= DATA ROWS =
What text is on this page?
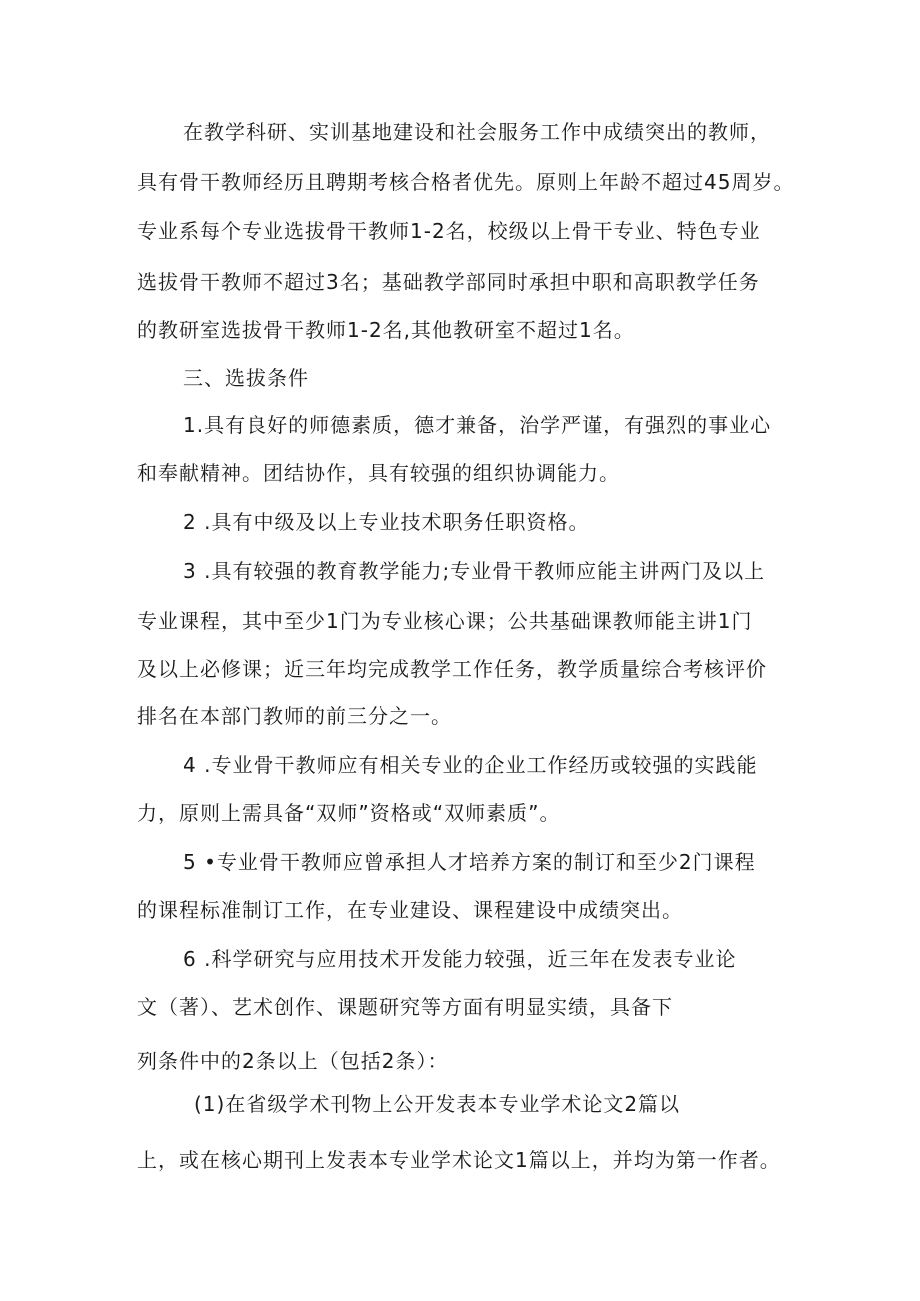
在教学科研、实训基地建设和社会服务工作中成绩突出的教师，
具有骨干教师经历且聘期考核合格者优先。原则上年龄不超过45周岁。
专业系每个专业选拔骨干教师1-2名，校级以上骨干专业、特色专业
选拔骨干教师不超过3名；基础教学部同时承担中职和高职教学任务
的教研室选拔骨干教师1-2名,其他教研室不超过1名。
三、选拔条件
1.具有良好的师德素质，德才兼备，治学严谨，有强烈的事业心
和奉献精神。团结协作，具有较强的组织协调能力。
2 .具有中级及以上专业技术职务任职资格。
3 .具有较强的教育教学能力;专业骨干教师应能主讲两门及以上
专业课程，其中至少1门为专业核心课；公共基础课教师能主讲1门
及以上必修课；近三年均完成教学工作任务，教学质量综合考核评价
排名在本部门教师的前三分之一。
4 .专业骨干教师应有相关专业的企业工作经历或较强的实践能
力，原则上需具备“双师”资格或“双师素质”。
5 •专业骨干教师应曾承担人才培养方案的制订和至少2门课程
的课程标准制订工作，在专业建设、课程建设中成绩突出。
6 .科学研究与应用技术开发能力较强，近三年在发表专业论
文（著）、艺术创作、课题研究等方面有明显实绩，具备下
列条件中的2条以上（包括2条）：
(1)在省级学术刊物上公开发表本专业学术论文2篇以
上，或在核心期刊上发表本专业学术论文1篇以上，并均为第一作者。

= PROBLEM DESCRIPTION =
Skip the pictures, then retype every line above exactly.

= OUTPUT OF THE EXERCISE =
What text is on this page?
在教学科研、实训基地建设和社会服务工作中成绩突出的教师，
具有骨干教师经历且聘期考核合格者优先。原则上年龄不超过45周岁。
专业系每个专业选拔骨干教师1-2名，校级以上骨干专业、特色专业
选拔骨干教师不超过3名；基础教学部同时承担中职和高职教学任务
的教研室选拔骨干教师1-2名,其他教研室不超过1名。
三、选拔条件
1.具有良好的师德素质，德才兼备，治学严谨，有强烈的事业心
和奉献精神。团结协作，具有较强的组织协调能力。
2 .具有中级及以上专业技术职务任职资格。
3 .具有较强的教育教学能力;专业骨干教师应能主讲两门及以上
专业课程，其中至少1门为专业核心课；公共基础课教师能主讲1门
及以上必修课；近三年均完成教学工作任务，教学质量综合考核评价
排名在本部门教师的前三分之一。
4 .专业骨干教师应有相关专业的企业工作经历或较强的实践能
力，原则上需具备“双师”资格或“双师素质”。
5 •专业骨干教师应曾承担人才培养方案的制订和至少2门课程
的课程标准制订工作，在专业建设、课程建设中成绩突出。
6 .科学研究与应用技术开发能力较强，近三年在发表专业论
文（著）、艺术创作、课题研究等方面有明显实绩，具备下
列条件中的2条以上（包括2条）：
(1)在省级学术刊物上公开发表本专业学术论文2篇以
上，或在核心期刊上发表本专业学术论文1篇以上，并均为第一作者。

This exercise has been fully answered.